→ The data:
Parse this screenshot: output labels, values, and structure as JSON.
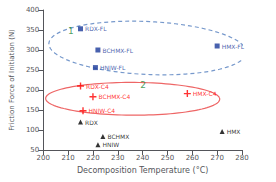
{
  "chart_data": {
    "type": "scatter",
    "title": "",
    "xlabel": "Decomposition Temperature (°C)",
    "ylabel": "Friction Force of Initiation (N)",
    "xlim": [
      200,
      280
    ],
    "ylim": [
      50,
      400
    ],
    "xticks": [
      200,
      210,
      220,
      230,
      240,
      250,
      260,
      270,
      280
    ],
    "yticks": [
      50,
      100,
      150,
      200,
      250,
      300,
      350,
      400
    ],
    "grid": false,
    "series": [
      {
        "marker": "square",
        "color": "#1a3a9a",
        "x": [
          215,
          222,
          221,
          270
        ],
        "values": [
          353,
          300,
          256,
          310
        ],
        "labels": [
          "RDX-FL",
          "BCHMX-FL",
          "HNIW-FL",
          "HMX-FL"
        ]
      },
      {
        "marker": "plus",
        "color": "red",
        "x": [
          215,
          220,
          216,
          258
        ],
        "values": [
          210,
          183,
          148,
          191
        ],
        "labels": [
          "RDX-C4",
          "BCHMX-C4",
          "HNIW-C4",
          "HMX-C4"
        ]
      },
      {
        "marker": "triangle",
        "color": "black",
        "x": [
          215,
          224,
          222,
          272
        ],
        "values": [
          120,
          84,
          63,
          96
        ],
        "labels": [
          "RDX",
          "BCHMX",
          "HNIW",
          "HMX"
        ]
      }
    ],
    "ellipses": [
      {
        "cx": 242,
        "cy": 305,
        "width": 78,
        "height": 135,
        "angle": 8,
        "color": "#7799cc",
        "line_style": "dashed",
        "label": "1",
        "label_x": 210,
        "label_y": 348,
        "label_color": "#228833"
      },
      {
        "cx": 236,
        "cy": 178,
        "width": 70,
        "height": 82,
        "angle": 4,
        "color": "#ee6666",
        "line_style": "solid",
        "label": "2",
        "label_x": 239,
        "label_y": 213,
        "label_color": "#228833"
      }
    ]
  }
}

→ Problem to work on:
Retype every record above exactly as written, but leave out the pictures.

→ Final result:
Parse this screenshot: output labels, values, and structure as JSON.
{
  "chart_data": {
    "type": "scatter",
    "title": "",
    "xlabel": "Decomposition Temperature (°C)",
    "ylabel": "Friction Force of Initiation (N)",
    "xlim": [
      200,
      280
    ],
    "ylim": [
      50,
      400
    ],
    "xticks": [
      200,
      210,
      220,
      230,
      240,
      250,
      260,
      270,
      280
    ],
    "yticks": [
      50,
      100,
      150,
      200,
      250,
      300,
      350,
      400
    ],
    "grid": false,
    "series": [
      {
        "marker": "square",
        "color": "#1a3a9a",
        "x": [
          215,
          222,
          221,
          270
        ],
        "values": [
          353,
          300,
          256,
          310
        ],
        "labels": [
          "RDX-FL",
          "BCHMX-FL",
          "HNIW-FL",
          "HMX-FL"
        ]
      },
      {
        "marker": "plus",
        "color": "red",
        "x": [
          215,
          220,
          216,
          258
        ],
        "values": [
          210,
          183,
          148,
          191
        ],
        "labels": [
          "RDX-C4",
          "BCHMX-C4",
          "HNIW-C4",
          "HMX-C4"
        ]
      },
      {
        "marker": "triangle",
        "color": "black",
        "x": [
          215,
          224,
          222,
          272
        ],
        "values": [
          120,
          84,
          63,
          96
        ],
        "labels": [
          "RDX",
          "BCHMX",
          "HNIW",
          "HMX"
        ]
      }
    ],
    "ellipses": [
      {
        "cx": 242,
        "cy": 305,
        "width": 78,
        "height": 135,
        "angle": 8,
        "color": "#7799cc",
        "line_style": "dashed",
        "label": "1",
        "label_x": 210,
        "label_y": 348,
        "label_color": "#228833"
      },
      {
        "cx": 236,
        "cy": 178,
        "width": 70,
        "height": 82,
        "angle": 4,
        "color": "#ee6666",
        "line_style": "solid",
        "label": "2",
        "label_x": 239,
        "label_y": 213,
        "label_color": "#228833"
      }
    ]
  }
}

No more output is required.